** start Extracted information **

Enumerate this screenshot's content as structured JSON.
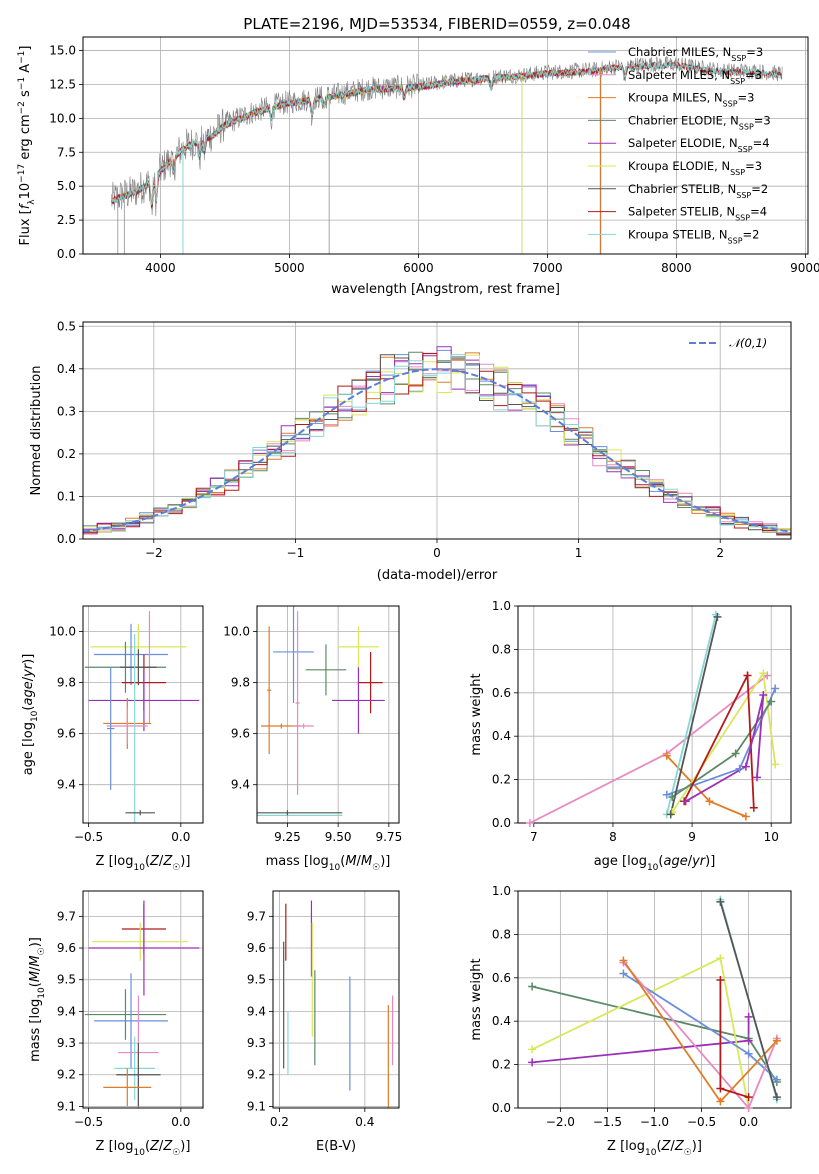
{
  "page_title": "PLATE=2196, MJD=53534, FIBERID=0559, z=0.048",
  "colors": {
    "Chabrier MILES": "#6a8fd8",
    "Salpeter MILES": "#e78ac3",
    "Kroupa MILES": "#e07b28",
    "Chabrier ELODIE": "#5c8a66",
    "Salpeter ELODIE": "#9b30b8",
    "Kroupa ELODIE": "#d8e85a",
    "Chabrier STELIB": "#555555",
    "Salpeter STELIB": "#b21a1a",
    "Kroupa STELIB": "#86d8d6",
    "data": "#808080",
    "normal": "#5b7fd6"
  },
  "chart_data": [
    {
      "id": "spectrum",
      "type": "line",
      "title": "PLATE=2196, MJD=53534, FIBERID=0559, z=0.048",
      "xlabel": "wavelength [Angstrom, rest frame]",
      "ylabel": "Flux [f_λ 10^-17 erg cm^-2 s^-1 A^-1]",
      "xlim": [
        3400,
        9020
      ],
      "ylim": [
        0,
        16
      ],
      "xticks": [
        4000,
        5000,
        6000,
        7000,
        8000,
        9000
      ],
      "yticks": [
        0.0,
        2.5,
        5.0,
        7.5,
        10.0,
        12.5,
        15.0
      ],
      "legend_position": "right",
      "legend": [
        {
          "label": "Chabrier MILES, N_SSP=3",
          "base": "Chabrier MILES, N",
          "sub": "SSP",
          "tail": "=3"
        },
        {
          "label": "Salpeter MILES, N_SSP=3",
          "base": "Salpeter MILES, N",
          "sub": "SSP",
          "tail": "=3"
        },
        {
          "label": "Kroupa MILES, N_SSP=3",
          "base": "Kroupa MILES, N",
          "sub": "SSP",
          "tail": "=3"
        },
        {
          "label": "Chabrier ELODIE, N_SSP=3",
          "base": "Chabrier ELODIE, N",
          "sub": "SSP",
          "tail": "=3"
        },
        {
          "label": "Salpeter ELODIE, N_SSP=4",
          "base": "Salpeter ELODIE, N",
          "sub": "SSP",
          "tail": "=4"
        },
        {
          "label": "Kroupa ELODIE, N_SSP=3",
          "base": "Kroupa ELODIE, N",
          "sub": "SSP",
          "tail": "=3"
        },
        {
          "label": "Chabrier STELIB, N_SSP=2",
          "base": "Chabrier STELIB, N",
          "sub": "SSP",
          "tail": "=2"
        },
        {
          "label": "Salpeter STELIB, N_SSP=4",
          "base": "Salpeter STELIB, N",
          "sub": "SSP",
          "tail": "=4"
        },
        {
          "label": "Kroupa STELIB, N_SSP=2",
          "base": "Kroupa STELIB, N",
          "sub": "SSP",
          "tail": "=2"
        }
      ],
      "continuum": {
        "x": [
          3620,
          3700,
          3800,
          3900,
          4000,
          4100,
          4200,
          4300,
          4400,
          4500,
          4600,
          4700,
          4800,
          4900,
          5000,
          5200,
          5400,
          5600,
          5800,
          6000,
          6200,
          6400,
          6600,
          6800,
          7000,
          7200,
          7400,
          7500,
          7600,
          7800,
          8000,
          8200,
          8400,
          8600,
          8800
        ],
        "y": [
          4.0,
          4.3,
          4.6,
          5.2,
          6.2,
          7.2,
          8.0,
          8.4,
          8.8,
          9.6,
          10.0,
          10.4,
          10.7,
          11.0,
          11.2,
          11.5,
          11.8,
          12.2,
          12.3,
          12.4,
          12.7,
          12.9,
          13.1,
          13.2,
          13.4,
          13.5,
          13.6,
          13.8,
          13.9,
          14.0,
          14.0,
          13.7,
          13.5,
          13.5,
          13.3
        ]
      }
    },
    {
      "id": "residuals",
      "type": "histogram",
      "xlabel": "(data-model)/error",
      "ylabel": "Normed distribution",
      "xlim": [
        -2.5,
        2.5
      ],
      "ylim": [
        0,
        0.51
      ],
      "xticks": [
        -2,
        -1,
        0,
        1,
        2
      ],
      "yticks": [
        0.0,
        0.1,
        0.2,
        0.3,
        0.4,
        0.5
      ],
      "bin_width": 0.1,
      "legend_position": "top-right",
      "legend": [
        {
          "label": "𝒩(0,1)"
        }
      ],
      "normal_curve": {
        "mean": 0,
        "sigma": 1
      },
      "series_order": [
        "Chabrier MILES",
        "Salpeter MILES",
        "Kroupa MILES",
        "Chabrier ELODIE",
        "Salpeter ELODIE",
        "Kroupa ELODIE",
        "Chabrier STELIB",
        "Salpeter STELIB",
        "Kroupa STELIB"
      ]
    },
    {
      "id": "age-vs-Z",
      "type": "errorbar",
      "xlabel": "Z [log10(Z/Z☉)]",
      "ylabel": "age [log10(age/yr)]",
      "xlim": [
        -0.53,
        0.12
      ],
      "ylim": [
        9.25,
        10.1
      ],
      "xticks": [
        -0.5,
        0.0
      ],
      "yticks": [
        9.4,
        9.6,
        9.8,
        10.0
      ],
      "points": [
        {
          "series": "Kroupa ELODIE",
          "x": -0.23,
          "y": 9.94,
          "xerr": 0.26,
          "yerr": 0.09
        },
        {
          "series": "Chabrier MILES",
          "x": -0.27,
          "y": 9.91,
          "xerr": 0.2,
          "yerr": 0.12
        },
        {
          "series": "Salpeter MILES",
          "x": -0.17,
          "y": 9.86,
          "xerr": 0.03,
          "yerr": 0.22
        },
        {
          "series": "Chabrier ELODIE",
          "x": -0.3,
          "y": 9.86,
          "xerr": 0.22,
          "yerr": 0.1
        },
        {
          "series": "Salpeter STELIB",
          "x": -0.2,
          "y": 9.8,
          "xerr": 0.12,
          "yerr": 0.11
        },
        {
          "series": "Chabrier STELIB",
          "x": -0.23,
          "y": 9.86,
          "xerr": 0.1,
          "yerr": 0.07
        },
        {
          "series": "Salpeter ELODIE",
          "x": -0.2,
          "y": 9.73,
          "xerr": 0.3,
          "yerr": 0.12
        },
        {
          "series": "Kroupa MILES",
          "x": -0.29,
          "y": 9.64,
          "xerr": 0.13,
          "yerr": 0.1
        },
        {
          "series": "Salpeter MILES",
          "x": -0.29,
          "y": 9.63,
          "xerr": 0.11,
          "yerr": 0.07
        },
        {
          "series": "Chabrier MILES",
          "x": -0.38,
          "y": 9.62,
          "xerr": 0.02,
          "yerr": 0.24
        },
        {
          "series": "Kroupa STELIB",
          "x": -0.25,
          "y": 9.29,
          "xerr": 0.01,
          "yerr": 0.7
        },
        {
          "series": "Chabrier STELIB",
          "x": -0.22,
          "y": 9.29,
          "xerr": 0.08,
          "yerr": 0.01
        }
      ]
    },
    {
      "id": "age-vs-mass",
      "type": "errorbar",
      "xlabel": "mass [log10(M/M☉)]",
      "ylabel": "",
      "xlim": [
        9.1,
        9.8
      ],
      "ylim": [
        9.25,
        10.1
      ],
      "xticks": [
        9.25,
        9.5,
        9.75
      ],
      "yticks": [
        9.4,
        9.6,
        9.8,
        10.0
      ],
      "points": [
        {
          "series": "Kroupa MILES",
          "x": 9.16,
          "y": 9.77,
          "xerr": 0.01,
          "yerr": 0.25
        },
        {
          "series": "Chabrier MILES",
          "x": 9.28,
          "y": 9.92,
          "xerr": 0.1,
          "yerr": 0.2
        },
        {
          "series": "Salpeter MILES",
          "x": 9.3,
          "y": 9.72,
          "xerr": 0.01,
          "yerr": 0.36
        },
        {
          "series": "Chabrier ELODIE",
          "x": 9.44,
          "y": 9.85,
          "xerr": 0.1,
          "yerr": 0.1
        },
        {
          "series": "Kroupa ELODIE",
          "x": 9.6,
          "y": 9.94,
          "xerr": 0.1,
          "yerr": 0.08
        },
        {
          "series": "Salpeter STELIB",
          "x": 9.66,
          "y": 9.8,
          "xerr": 0.06,
          "yerr": 0.12
        },
        {
          "series": "Salpeter ELODIE",
          "x": 9.6,
          "y": 9.73,
          "xerr": 0.13,
          "yerr": 0.13
        },
        {
          "series": "Kroupa MILES",
          "x": 9.22,
          "y": 9.63,
          "xerr": 0.1,
          "yerr": 0.01
        },
        {
          "series": "Salpeter MILES",
          "x": 9.33,
          "y": 9.63,
          "xerr": 0.05,
          "yerr": 0.01
        },
        {
          "series": "Kroupa STELIB",
          "x": 9.25,
          "y": 9.28,
          "xerr": 0.27,
          "yerr": 0.01
        },
        {
          "series": "Chabrier STELIB",
          "x": 9.25,
          "y": 9.29,
          "xerr": 0.27,
          "yerr": 0.01
        }
      ]
    },
    {
      "id": "mass-weight-vs-age",
      "type": "line",
      "xlabel": "age [log10(age/yr)]",
      "ylabel": "mass weight",
      "xlim": [
        6.8,
        10.25
      ],
      "ylim": [
        0,
        1.0
      ],
      "xticks": [
        7,
        8,
        9,
        10
      ],
      "yticks": [
        0.0,
        0.2,
        0.4,
        0.6,
        0.8,
        1.0
      ],
      "series": [
        {
          "name": "Salpeter MILES",
          "x": [
            6.95,
            8.68,
            9.95
          ],
          "y": [
            0.0,
            0.32,
            0.68
          ]
        },
        {
          "name": "Kroupa MILES",
          "x": [
            8.68,
            9.22,
            9.68
          ],
          "y": [
            0.31,
            0.1,
            0.03
          ]
        },
        {
          "name": "Kroupa STELIB",
          "x": [
            8.68,
            9.3
          ],
          "y": [
            0.04,
            0.96
          ]
        },
        {
          "name": "Chabrier MILES",
          "x": [
            8.68,
            9.6,
            10.05
          ],
          "y": [
            0.13,
            0.25,
            0.62
          ]
        },
        {
          "name": "Kroupa ELODIE",
          "x": [
            8.75,
            9.9,
            10.05
          ],
          "y": [
            0.05,
            0.69,
            0.27
          ]
        },
        {
          "name": "Chabrier ELODIE",
          "x": [
            8.75,
            9.55,
            10.0
          ],
          "y": [
            0.12,
            0.32,
            0.56
          ]
        },
        {
          "name": "Salpeter STELIB",
          "x": [
            8.9,
            9.7,
            9.78
          ],
          "y": [
            0.1,
            0.68,
            0.07
          ]
        },
        {
          "name": "Salpeter ELODIE",
          "x": [
            8.92,
            9.68,
            9.9,
            9.82
          ],
          "y": [
            0.1,
            0.26,
            0.59,
            0.21
          ]
        },
        {
          "name": "Chabrier STELIB",
          "x": [
            8.73,
            9.32
          ],
          "y": [
            0.04,
            0.95
          ]
        }
      ]
    },
    {
      "id": "mass-vs-Z",
      "type": "errorbar",
      "xlabel": "Z [log10(Z/Z☉)]",
      "ylabel": "mass [log10(M/M☉)]",
      "xlim": [
        -0.53,
        0.12
      ],
      "ylim": [
        9.095,
        9.78
      ],
      "xticks": [
        -0.5,
        0.0
      ],
      "yticks": [
        9.1,
        9.2,
        9.3,
        9.4,
        9.5,
        9.6,
        9.7
      ],
      "points": [
        {
          "series": "Salpeter STELIB",
          "x": -0.2,
          "y": 9.66,
          "xerr": 0.12,
          "yerr": 0.08
        },
        {
          "series": "Kroupa ELODIE",
          "x": -0.22,
          "y": 9.62,
          "xerr": 0.26,
          "yerr": 0.06
        },
        {
          "series": "Salpeter ELODIE",
          "x": -0.2,
          "y": 9.6,
          "xerr": 0.3,
          "yerr": 0.15
        },
        {
          "series": "Chabrier ELODIE",
          "x": -0.3,
          "y": 9.39,
          "xerr": 0.22,
          "yerr": 0.08
        },
        {
          "series": "Chabrier MILES",
          "x": -0.27,
          "y": 9.37,
          "xerr": 0.2,
          "yerr": 0.15
        },
        {
          "series": "Salpeter MILES",
          "x": -0.23,
          "y": 9.27,
          "xerr": 0.11,
          "yerr": 0.18
        },
        {
          "series": "Kroupa STELIB",
          "x": -0.25,
          "y": 9.22,
          "xerr": 0.11,
          "yerr": 0.1
        },
        {
          "series": "Chabrier STELIB",
          "x": -0.23,
          "y": 9.2,
          "xerr": 0.12,
          "yerr": 0.1
        },
        {
          "series": "Kroupa MILES",
          "x": -0.29,
          "y": 9.16,
          "xerr": 0.13,
          "yerr": 0.06
        }
      ]
    },
    {
      "id": "mass-vs-EBV",
      "type": "errorbar",
      "xlabel": "E(B-V)",
      "ylabel": "",
      "xlim": [
        0.185,
        0.48
      ],
      "ylim": [
        9.095,
        9.78
      ],
      "xticks": [
        0.2,
        0.4
      ],
      "yticks": [
        9.1,
        9.2,
        9.3,
        9.4,
        9.5,
        9.6,
        9.7
      ],
      "points": [
        {
          "series": "Chabrier STELIB",
          "x": 0.21,
          "y": 9.42,
          "xerr": 0.0,
          "yerr": 0.2
        },
        {
          "series": "Salpeter STELIB",
          "x": 0.215,
          "y": 9.65,
          "xerr": 0.0,
          "yerr": 0.09
        },
        {
          "series": "Kroupa STELIB",
          "x": 0.22,
          "y": 9.3,
          "xerr": 0.0,
          "yerr": 0.1
        },
        {
          "series": "Salpeter ELODIE",
          "x": 0.275,
          "y": 9.63,
          "xerr": 0.0,
          "yerr": 0.12
        },
        {
          "series": "Kroupa ELODIE",
          "x": 0.277,
          "y": 9.5,
          "xerr": 0.0,
          "yerr": 0.18
        },
        {
          "series": "Chabrier ELODIE",
          "x": 0.283,
          "y": 9.38,
          "xerr": 0.0,
          "yerr": 0.15
        },
        {
          "series": "Chabrier MILES",
          "x": 0.365,
          "y": 9.33,
          "xerr": 0.0,
          "yerr": 0.18
        },
        {
          "series": "Kroupa MILES",
          "x": 0.455,
          "y": 9.22,
          "xerr": 0.0,
          "yerr": 0.2
        },
        {
          "series": "Salpeter MILES",
          "x": 0.465,
          "y": 9.34,
          "xerr": 0.0,
          "yerr": 0.11
        }
      ]
    },
    {
      "id": "mass-weight-vs-Z",
      "type": "line",
      "xlabel": "Z [log10(Z/Z☉)]",
      "ylabel": "mass weight",
      "xlim": [
        -2.45,
        0.45
      ],
      "ylim": [
        0,
        1.0
      ],
      "xticks": [
        -2.0,
        -1.5,
        -1.0,
        -0.5,
        0.0
      ],
      "yticks": [
        0.0,
        0.2,
        0.4,
        0.6,
        0.8,
        1.0
      ],
      "series": [
        {
          "name": "Chabrier ELODIE",
          "x": [
            -2.3,
            0.0,
            0.3
          ],
          "y": [
            0.56,
            0.32,
            0.12
          ]
        },
        {
          "name": "Salpeter ELODIE",
          "x": [
            -2.3,
            0.0,
            0.0
          ],
          "y": [
            0.21,
            0.31,
            0.42
          ]
        },
        {
          "name": "Kroupa ELODIE",
          "x": [
            -2.3,
            -0.3,
            0.0
          ],
          "y": [
            0.27,
            0.69,
            0.0
          ]
        },
        {
          "name": "Chabrier MILES",
          "x": [
            -1.33,
            0.0,
            0.3
          ],
          "y": [
            0.62,
            0.25,
            0.13
          ]
        },
        {
          "name": "Salpeter MILES",
          "x": [
            -1.33,
            0.0,
            0.3
          ],
          "y": [
            0.67,
            0.0,
            0.32
          ]
        },
        {
          "name": "Kroupa MILES",
          "x": [
            -1.33,
            -0.3,
            0.3
          ],
          "y": [
            0.68,
            0.03,
            0.31
          ]
        },
        {
          "name": "Salpeter STELIB",
          "x": [
            -0.3,
            -0.3,
            0.0
          ],
          "y": [
            0.59,
            0.09,
            0.05
          ]
        },
        {
          "name": "Kroupa STELIB",
          "x": [
            -0.3,
            0.3
          ],
          "y": [
            0.96,
            0.04
          ]
        },
        {
          "name": "Chabrier STELIB",
          "x": [
            -0.3,
            0.3
          ],
          "y": [
            0.95,
            0.05
          ]
        }
      ]
    }
  ]
}
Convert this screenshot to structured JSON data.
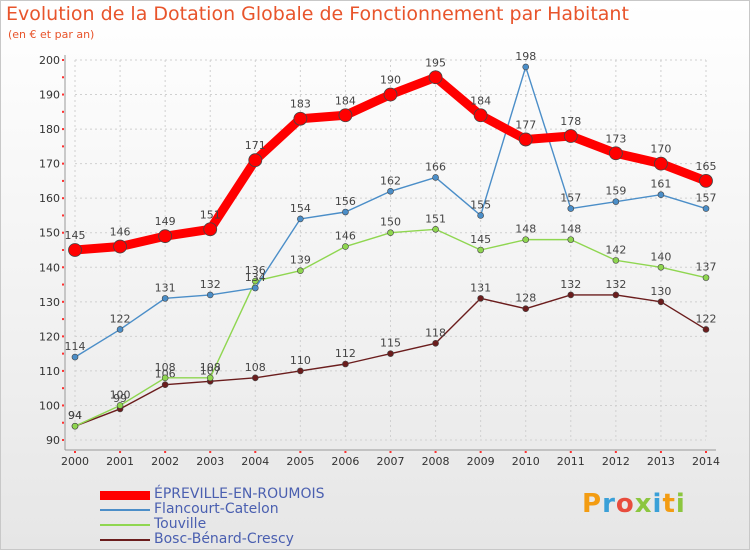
{
  "title": "Evolution de la Dotation Globale de Fonctionnement par Habitant",
  "subtitle": "(en € et par an)",
  "logo": "Proxiti",
  "chart_data": {
    "type": "line",
    "title": "Evolution de la Dotation Globale de Fonctionnement par Habitant",
    "subtitle": "(en € et par an)",
    "x": [
      2000,
      2001,
      2002,
      2003,
      2004,
      2005,
      2006,
      2007,
      2008,
      2009,
      2010,
      2011,
      2012,
      2013,
      2014
    ],
    "ylim": [
      90,
      200
    ],
    "yticks": [
      90,
      100,
      110,
      120,
      130,
      140,
      150,
      160,
      170,
      180,
      190,
      200
    ],
    "grid": true,
    "legend": "bottom-left",
    "series": [
      {
        "name": "ÉPREVILLE-EN-ROUMOIS",
        "color": "#ff0000",
        "values": [
          145,
          146,
          149,
          151,
          171,
          183,
          184,
          190,
          195,
          184,
          177,
          178,
          173,
          170,
          165
        ]
      },
      {
        "name": "Flancourt-Catelon",
        "color": "#4b8ec8",
        "values": [
          114,
          122,
          131,
          132,
          134,
          154,
          156,
          162,
          166,
          155,
          198,
          157,
          159,
          161,
          157
        ]
      },
      {
        "name": "Touville",
        "color": "#8fd650",
        "values": [
          94,
          100,
          108,
          108,
          136,
          139,
          146,
          150,
          151,
          145,
          148,
          148,
          142,
          140,
          137
        ]
      },
      {
        "name": "Bosc-Bénard-Crescy",
        "color": "#6b1d1d",
        "values": [
          94,
          99,
          106,
          107,
          108,
          110,
          112,
          115,
          118,
          131,
          128,
          132,
          132,
          130,
          122
        ]
      }
    ]
  }
}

** end Extracted information **

From the listing above, pick out each line where the word "weight" appears.

      "id": "mass-weight-vs-age",
      "ylabel": "mass weight",
      "id": "mass-weight-vs-Z",
      "ylabel": "mass weight",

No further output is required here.